### WHAT THE TASK ASKS:
Quote the whole listing exactly. Leave the pictures out of your copy.

### RECORD EXCERPTS:
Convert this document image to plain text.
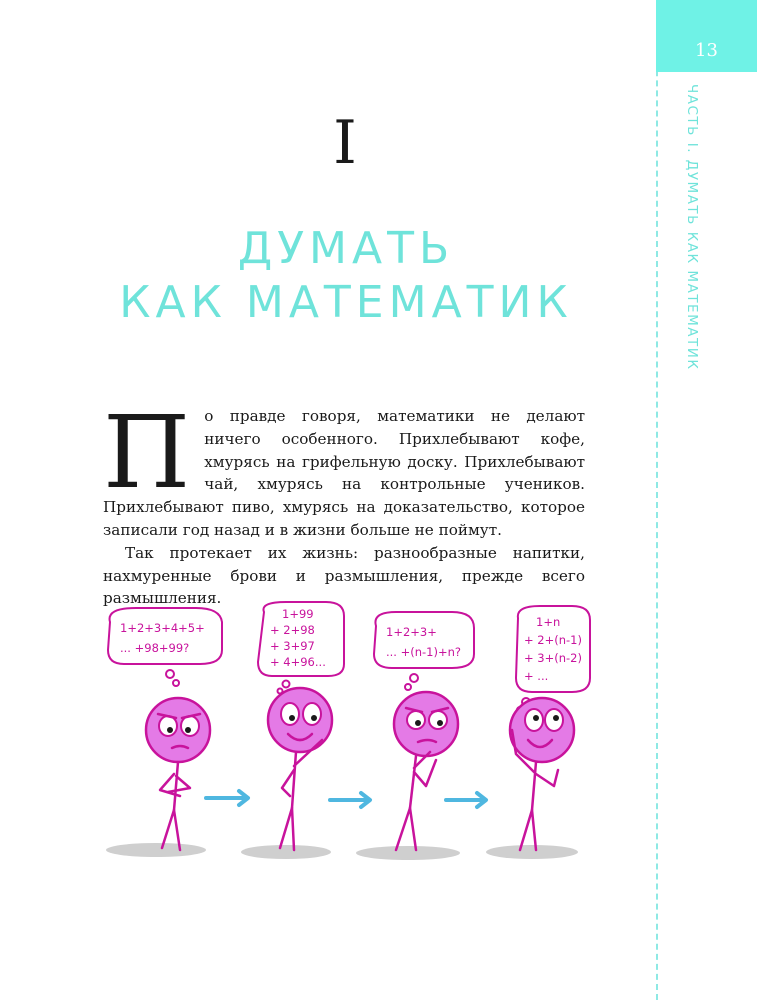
13
ЧАСТЬ I. ДУМАТЬ КАК МАТЕМАТИК
I
ДУМАТЬ
КАК МАТЕМАТИК

По правде говоря, математики не делают ничего особенного. Прихлебывают кофе, хмурясь на грифельную доску. Прихлебывают чай, хмурясь на контрольные учеников. Прихлебывают пиво, хмурясь на доказательство, которое записали год назад и в жизни больше не поймут.

Так протекает их жизнь: разнообразные напитки, нахмуренные брови и размышления, прежде всего размышления.

1+2+3+4+5+
... +98+99?
1+99
+ 2+98
+ 3+97
+ 4+96...
1+2+3+
... +(n-1)+n?
1+n
+ 2+(n-1)
+ 3+(n-2)
+ ...
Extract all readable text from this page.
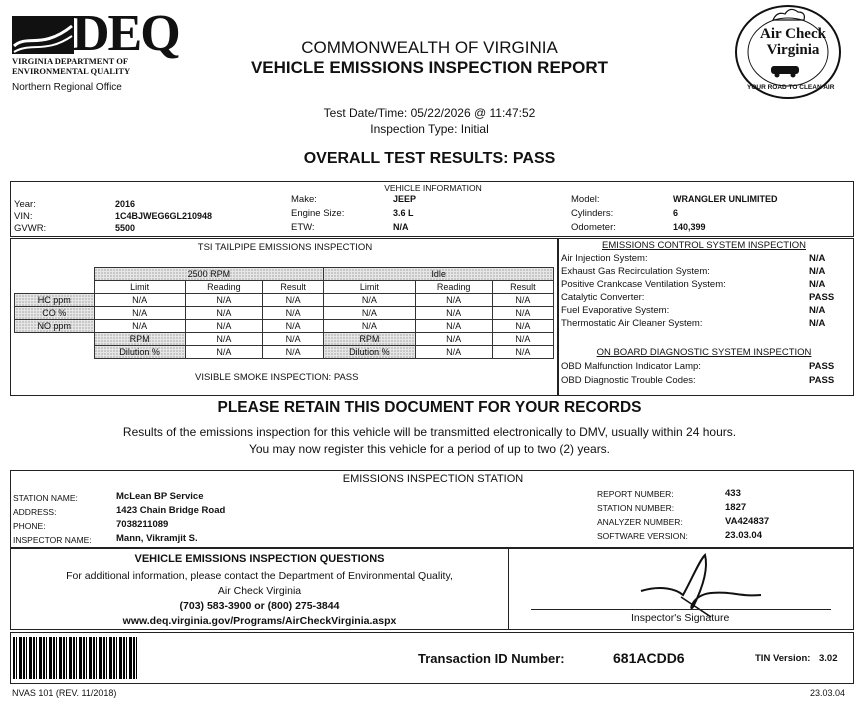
DEQ
VIRGINIA DEPARTMENT OF
ENVIRONMENTAL QUALITY
Northern Regional Office
COMMONWEALTH OF VIRGINIA
VEHICLE EMISSIONS INSPECTION REPORT
Air Check
Virginia
YOUR ROAD TO CLEAN AIR
Test Date/Time: 05/22/2026 @ 11:47:52
Inspection Type: Initial
OVERALL TEST RESULTS: PASS
VEHICLE INFORMATION
Year:	2016
VIN:	1C4BJWEG6GL210948
GVWR:	5500
Make:	JEEP
Engine Size:	3.6 L
ETW:	N/A
Model:	WRANGLER UNLIMITED
Cylinders:	6
Odometer:	140,399
TSI TAILPIPE EMISSIONS INSPECTION
	2500 RPM			Idle		
	Limit	Reading	Result	Limit	Reading	Result
HC ppm	N/A	N/A	N/A	N/A	N/A	N/A
CO %	N/A	N/A	N/A	N/A	N/A	N/A
NO ppm	N/A	N/A	N/A	N/A	N/A	N/A
	RPM	N/A	N/A	RPM	N/A	N/A
	Dilution %	N/A	N/A	Dilution %	N/A	N/A
VISIBLE SMOKE INSPECTION: PASS
EMISSIONS CONTROL SYSTEM INSPECTION
Air Injection System:	N/A
Exhaust Gas Recirculation System:	N/A
Positive Crankcase Ventilation System:	N/A
Catalytic Converter:	PASS
Fuel Evaporative System:	N/A
Thermostatic Air Cleaner System:	N/A
ON BOARD DIAGNOSTIC SYSTEM INSPECTION
OBD Malfunction Indicator Lamp:	PASS
OBD Diagnostic Trouble Codes:	PASS
PLEASE RETAIN THIS DOCUMENT FOR YOUR RECORDS
Results of the emissions inspection for this vehicle will be transmitted electronically to DMV, usually within 24 hours.
You may now register this vehicle for a period of up to two (2) years.
EMISSIONS INSPECTION STATION
STATION NAME:	McLean BP Service
ADDRESS:	1423 Chain Bridge Road
PHONE:	7038211089
INSPECTOR NAME:	Mann, Vikramjit S.
REPORT NUMBER:	433
STATION NUMBER:	1827
ANALYZER NUMBER:	VA424837
SOFTWARE VERSION:	23.03.04
VEHICLE EMISSIONS INSPECTION QUESTIONS
For additional information, please contact the Department of Environmental Quality,
Air Check Virginia
(703) 583-3900 or (800) 275-3844
www.deq.virginia.gov/Programs/AirCheckVirginia.aspx	Inspector's Signature
Transaction ID Number:	681ACDD6	TIN Version: 3.02
NVAS 101 (REV. 11/2018)	23.03.04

### SOLUTION:
Convert this document image to plain text.
13
ЧАСТЬ I. ДУМАТЬ КАК МАТЕМАТИК
I
ДУМАТЬ
КАК МАТЕМАТИК

По правде говоря, математики не делают ничего особенного. Прихлебывают кофе, хмурясь на грифельную доску. Прихлебывают чай, хмурясь на контрольные учеников. Прихлебывают пиво, хмурясь на доказательство, которое записали год назад и в жизни больше не поймут.

Так протекает их жизнь: разнообразные напитки, нахмуренные брови и размышления, прежде всего размышления.

1+2+3+4+5+
... +98+99?
1+99
+ 2+98
+ 3+97
+ 4+96...
1+2+3+
... +(n-1)+n?
1+n
+ 2+(n-1)
+ 3+(n-2)
+ ...
Extract all readable text from this page.
DEQ
VIRGINIA DEPARTMENT OF
ENVIRONMENTAL QUALITY
Northern Regional Office
COMMONWEALTH OF VIRGINIA
VEHICLE EMISSIONS INSPECTION REPORT
Air Check
Virginia
YOUR ROAD TO CLEAN AIR
Test Date/Time: 05/22/2026 @ 11:47:52
Inspection Type: Initial
OVERALL TEST RESULTS: PASS
VEHICLE INFORMATION
Year:	2016
VIN:	1C4BJWEG6GL210948
GVWR:	5500
Make:	JEEP
Engine Size:	3.6 L
ETW:	N/A
Model:	WRANGLER UNLIMITED
Cylinders:	6
Odometer:	140,399
TSI TAILPIPE EMISSIONS INSPECTION
	2500 RPM			Idle		
	Limit	Reading	Result	Limit	Reading	Result
HC ppm	N/A	N/A	N/A	N/A	N/A	N/A
CO %	N/A	N/A	N/A	N/A	N/A	N/A
NO ppm	N/A	N/A	N/A	N/A	N/A	N/A
	RPM	N/A	N/A	RPM	N/A	N/A
	Dilution %	N/A	N/A	Dilution %	N/A	N/A
VISIBLE SMOKE INSPECTION: PASS
EMISSIONS CONTROL SYSTEM INSPECTION
Air Injection System:	N/A
Exhaust Gas Recirculation System:	N/A
Positive Crankcase Ventilation System:	N/A
Catalytic Converter:	PASS
Fuel Evaporative System:	N/A
Thermostatic Air Cleaner System:	N/A
ON BOARD DIAGNOSTIC SYSTEM INSPECTION
OBD Malfunction Indicator Lamp:	PASS
OBD Diagnostic Trouble Codes:	PASS
PLEASE RETAIN THIS DOCUMENT FOR YOUR RECORDS
Results of the emissions inspection for this vehicle will be transmitted electronically to DMV, usually within 24 hours.
You may now register this vehicle for a period of up to two (2) years.
EMISSIONS INSPECTION STATION
STATION NAME:	McLean BP Service
ADDRESS:	1423 Chain Bridge Road
PHONE:	7038211089
INSPECTOR NAME:	Mann, Vikramjit S.
REPORT NUMBER:	433
STATION NUMBER:	1827
ANALYZER NUMBER:	VA424837
SOFTWARE VERSION:	23.03.04
VEHICLE EMISSIONS INSPECTION QUESTIONS
For additional information, please contact the Department of Environmental Quality,
Air Check Virginia
(703) 583-3900 or (800) 275-3844
www.deq.virginia.gov/Programs/AirCheckVirginia.aspx	Inspector's Signature
Transaction ID Number:	681ACDD6	TIN Version: 3.02
NVAS 101 (REV. 11/2018)	23.03.04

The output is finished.